• [Stored data]:
* * *
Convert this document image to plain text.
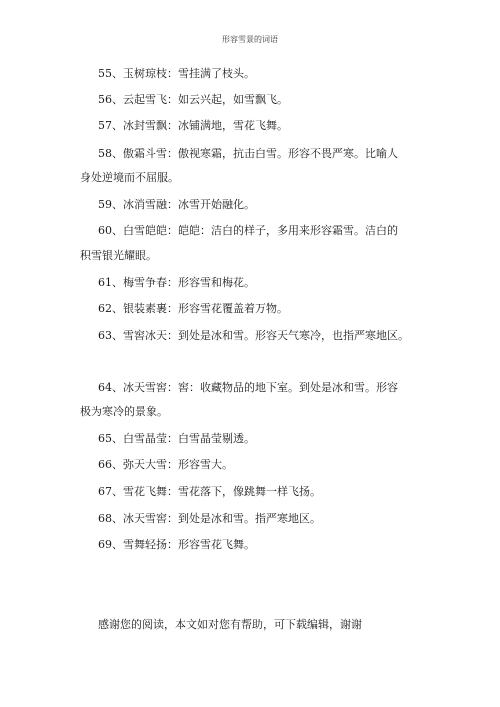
形容雪景的词语
55、玉树琼枝：雪挂满了枝头。
56、云起雪飞：如云兴起，如雪飘飞。
57、冰封雪飘：冰铺满地，雪花飞舞。
58、傲霜斗雪：傲视寒霜，抗击白雪。形容不畏严寒。比喻人
身处逆境而不屈服。
59、冰消雪融：冰雪开始融化。
60、白雪皑皑：皑皑：洁白的样子，多用来形容霜雪。洁白的
积雪银光耀眼。
61、梅雪争春：形容雪和梅花。
62、银装素裹：形容雪花覆盖着万物。
63、雪窖冰天：到处是冰和雪。形容天气寒冷，也指严寒地区。
64、冰天雪窖：窖：收藏物品的地下室。到处是冰和雪。形容
极为寒冷的景象。
65、白雪晶莹：白雪晶莹剔透。
66、弥天大雪：形容雪大。
67、雪花飞舞：雪花落下，像跳舞一样飞扬。
68、冰天雪窖：到处是冰和雪。指严寒地区。
69、雪舞轻扬：形容雪花飞舞。
感谢您的阅读，本文如对您有帮助，可下载编辑，谢谢
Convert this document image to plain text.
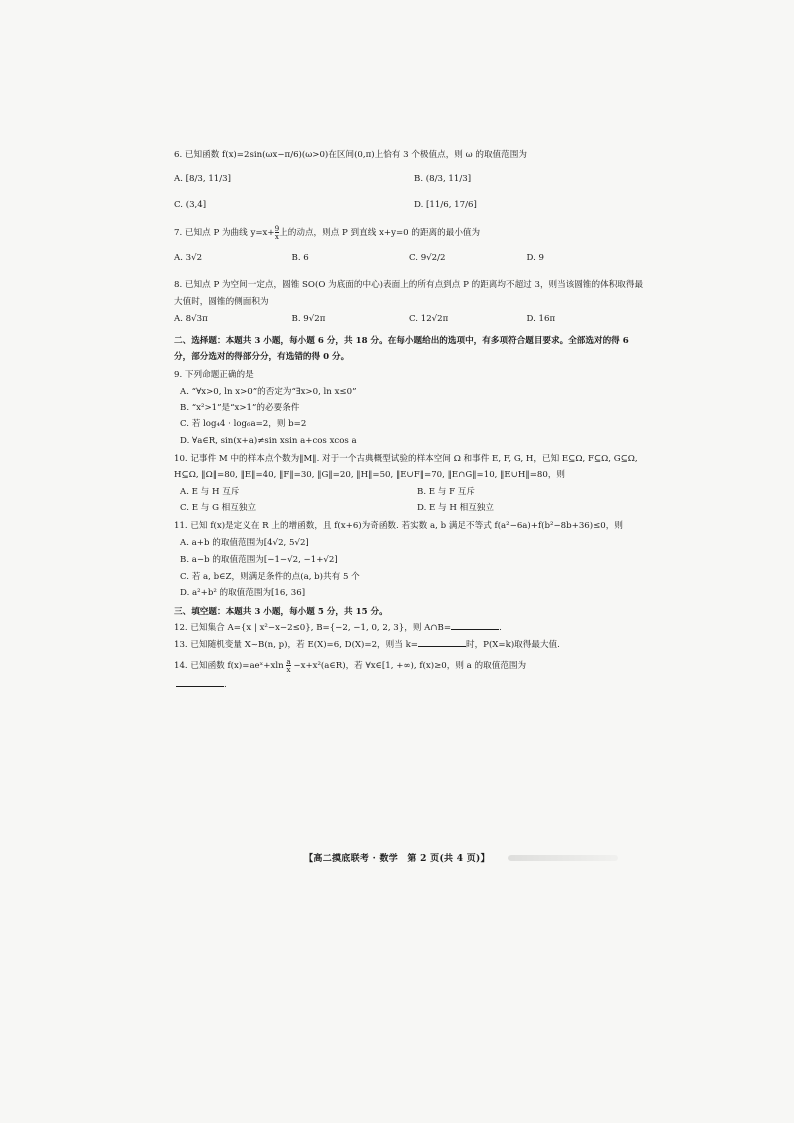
6. 已知函数 f(x)=2sin(ωx−π/6)(ω>0)在区间(0,π)上恰有 3 个极值点，则 ω 的取值范围为

A. [8/3, 11/3]	B. (8/3, 11/3]

C. (3,4]	D. [11/6, 17/6]

7. 已知点 P 为曲线 $y=x+ \frac{9}{x}$ 上的动点，则点 P 到直线 x+y=0 的距离的最小值为

A. 3√2	B. 6	C. 9√2/2	D. 9

8. 已知点 P 为空间一定点，圆锥 SO(O 为底面的中心)表面上的所有点到点 P 的距离均不超过 3，则当该圆锥的体积取得最大值时，圆锥的侧面积为

A. 8√3π	B. 9√2π	C. 12√2π	D. 16π

二、选择题：本题共 3 小题，每小题 6 分，共 18 分。在每小题给出的选项中，有多项符合题目要求。全部选对的得 6 分，部分选对的得部分分，有选错的得 0 分。

9. 下列命题正确的是

A. “∀x>0, ln x>0”的否定为“∃x>0, ln x≤0”

B. “x²>1”是“x>1”的必要条件

C. 若 log₄4 · log₆a=2，则 b=2

D. ∀a∈R, sin(x+a)≠sin xsin a+cos xcos a

10. 记事件 M 中的样本点个数为‖M‖. 对于一个古典概型试验的样本空间 Ω 和事件 E, F, G, H，已知 E⊆Ω, F⊆Ω, G⊆Ω, H⊆Ω, ‖Ω‖=80, ‖E‖=40, ‖F‖=30, ‖G‖=20, ‖H‖=50, ‖E∪F‖=70, ‖E∩G‖=10, ‖E∪H‖=80，则

A. E 与 H 互斥	B. E 与 F 互斥

C. E 与 G 相互独立	D. E 与 H 相互独立

11. 已知 f(x)是定义在 R 上的增函数，且 f(x+6)为奇函数. 若实数 a, b 满足不等式 f(a²−6a)+f(b²−8b+36)≤0，则

A. a+b 的取值范围为[4√2, 5√2]

B. a−b 的取值范围为[−1−√2, −1+√2]

C. 若 a, b∈Z，则满足条件的点(a, b)共有 5 个

D. a²+b² 的取值范围为[16, 36]

三、填空题：本题共 3 小题，每小题 5 分，共 15 分。

12. 已知集合 A={x | x²−x−2≤0}, B={−2, −1, 0, 2, 3}，则 A∩B=	.
13. 已知随机变量 X~B(n, p)，若 E(X)=6, D(X)=2，则当 k=	时，P(X=k)取得最大值.
14. 已知函数 f(x)=aeˣ+xln $\frac{a}{x}$ −x+x²(a∈R)，若 ∀x∈[1, +∞), f(x)≥0，则 a 的取值范围为
.
【高二摸底联考 · 数学　第 2 页(共 4 页)】
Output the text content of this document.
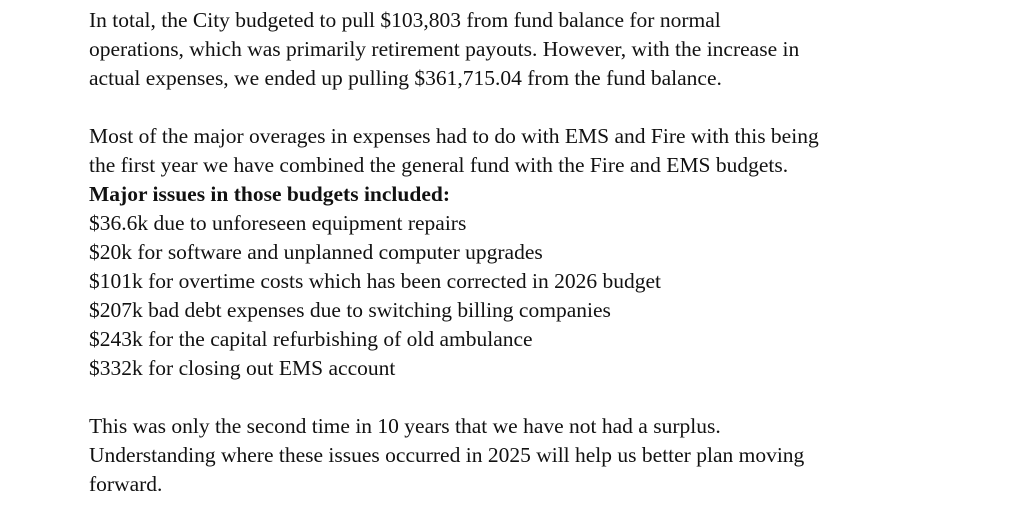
In total, the City budgeted to pull $103,803 from fund balance for normal
operations, which was primarily retirement payouts. However, with the increase in
actual expenses, we ended up pulling $361,715.04 from the fund balance.

Most of the major overages in expenses had to do with EMS and Fire with this being
the first year we have combined the general fund with the Fire and EMS budgets.
Major issues in those budgets included:
$36.6k due to unforeseen equipment repairs
$20k for software and unplanned computer upgrades
$101k for overtime costs which has been corrected in 2026 budget
$207k bad debt expenses due to switching billing companies
$243k for the capital refurbishing of old ambulance
$332k for closing out EMS account

This was only the second time in 10 years that we have not had a surplus.
Understanding where these issues occurred in 2025 will help us better plan moving
forward.
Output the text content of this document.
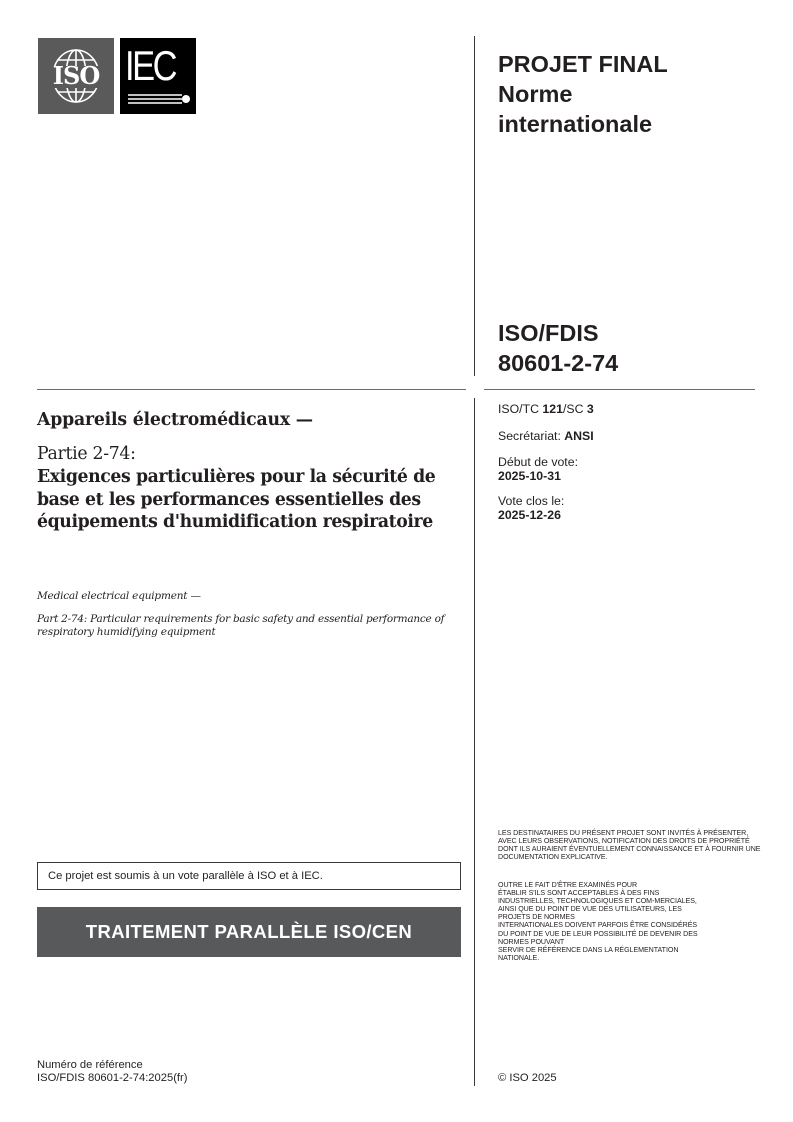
ISO IEC	PROJET FINAL
Norme
internationale
ISO/FDIS
80601-2-74
ISO/TC 121/SC 3
Secrétariat: ANSI
Début de vote:
2025-10-31
Vote clos le:
2025-12-26
Appareils électromédicaux —
Partie 2-74:
Exigences particulières pour la sécurité de base et les performances essentielles des équipements d'humidification respiratoire
Medical electrical equipment —
Part 2-74: Particular requirements for basic safety and essential performance of respiratory humidifying equipment
LES DESTINATAIRES DU PRÉSENT PROJET SONT INVITÉS À PRÉSENTER, AVEC LEURS OBSERVATIONS, NOTIFICATION DES DROITS DE PROPRIÉTÉ DONT ILS AURAIENT ÉVENTUELLEMENT CONNAISSANCE ET À FOURNIR UNE DOCUMENTATION EXPLICATIVE.
OUTRE LE FAIT D'ÊTRE EXAMINÉS POUR
ÉTABLIR S'ILS SONT ACCEPTABLES À DES FINS
INDUSTRIELLES, TECHNOLOGIQUES ET COM-MERCIALES,
AINSI QUE DU POINT DE VUE DES UTILISATEURS, LES
PROJETS DE NORMES
INTERNATIONALES DOIVENT PARFOIS ÊTRE CONSIDÉRÉS
DU POINT DE VUE DE LEUR POSSIBILITÉ DE DEVENIR DES
NORMES POUVANT
SERVIR DE RÉFÉRENCE DANS LA RÉGLEMENTATION
NATIONALE.
Ce projet est soumis à un vote parallèle à ISO et à IEC.
TRAITEMENT PARALLÈLE ISO/CEN
Numéro de référence
ISO/FDIS 80601-2-74:2025(fr)	© ISO 2025
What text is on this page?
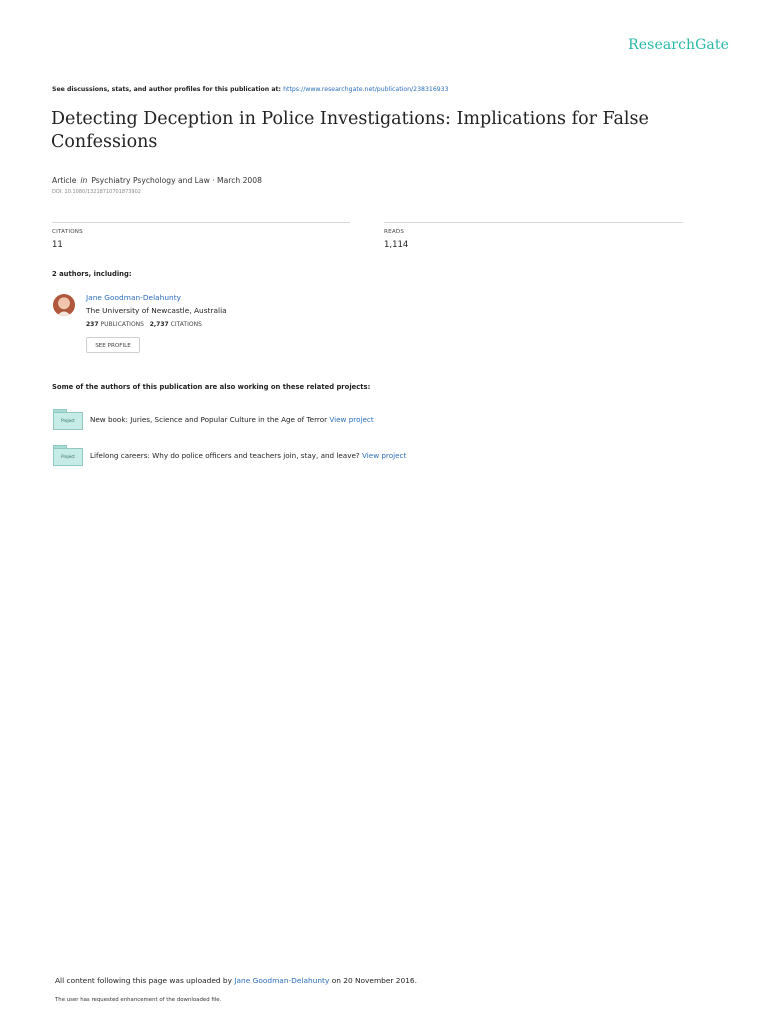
ResearchGate
See discussions, stats, and author profiles for this publication at: https://www.researchgate.net/publication/238316933
Detecting Deception in Police Investigations: Implications for False Confessions
Article in Psychiatry Psychology and Law · March 2008
DOI: 10.1080/13218710701873902
CITATIONS
11
READS
1,114
2 authors, including:
Jane Goodman-Delahunty
The University of Newcastle, Australia
237 PUBLICATIONS 2,737 CITATIONS
SEE PROFILE
Some of the authors of this publication are also working on these related projects:
Project	New book: Juries, Science and Popular Culture in the Age of Terror View project
Project	Lifelong careers: Why do police officers and teachers join, stay, and leave? View project
All content following this page was uploaded by Jane Goodman-Delahunty on 20 November 2016.
The user has requested enhancement of the downloaded file.
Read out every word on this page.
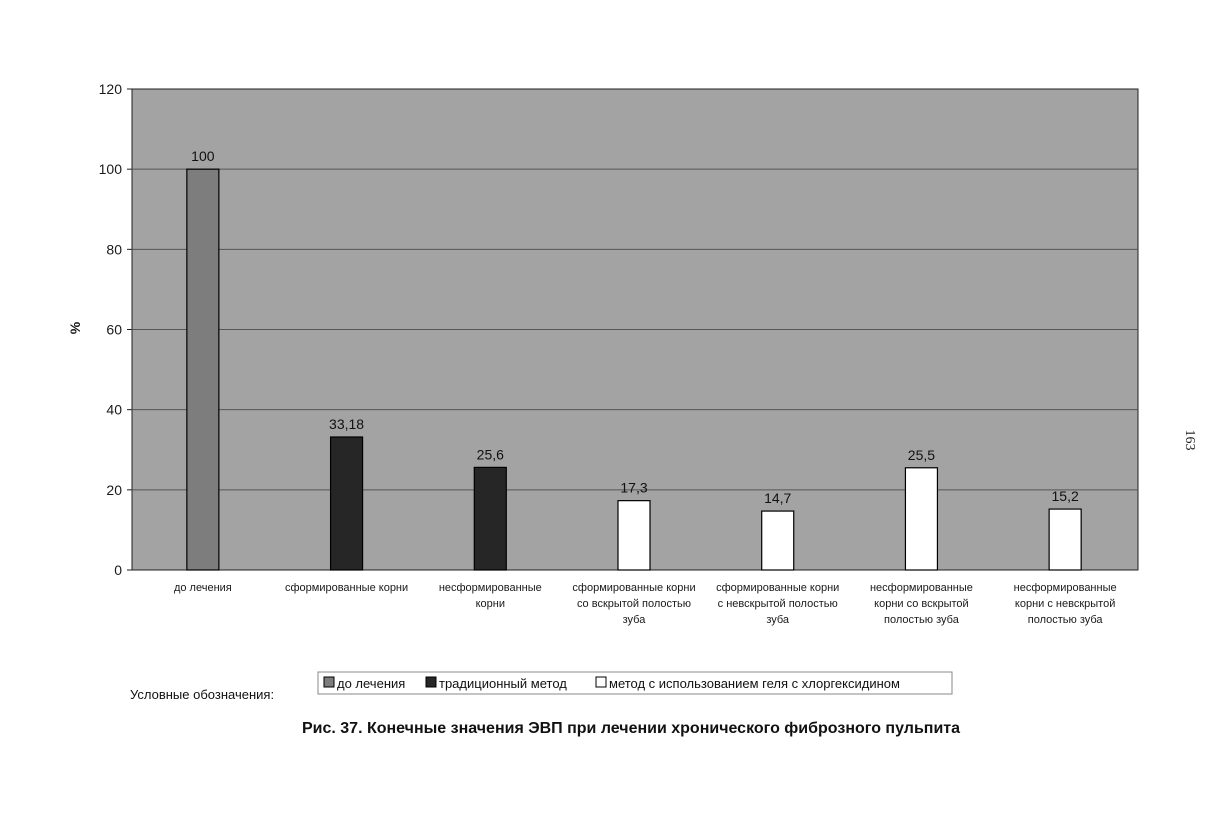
0
20
40
60
80
100
120
100
33,18
25,6
17,3
14,7
25,5
15,2
до лечения	сформированные корни	несформированные
корни
сформированные корни
со вскрытой полостью
зуба
сформированные корни
с невскрытой полостью
зуба
несформированные
корни со вскрытой
полостью зуба
несформированные
корни с невскрытой
полостью зуба
%
163
Условные обозначения:
до лечения	традиционный метод	метод с использованием геля с хлоргексидином
Рис. 37. Конечные значения ЭВП при лечении хронического фиброзного пульпита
* * *
• [SET PROBLEM]: Count the lines above that contain the word "View", and reply with only that number.

• [OUTPUT OF THE EXERCISE]: 2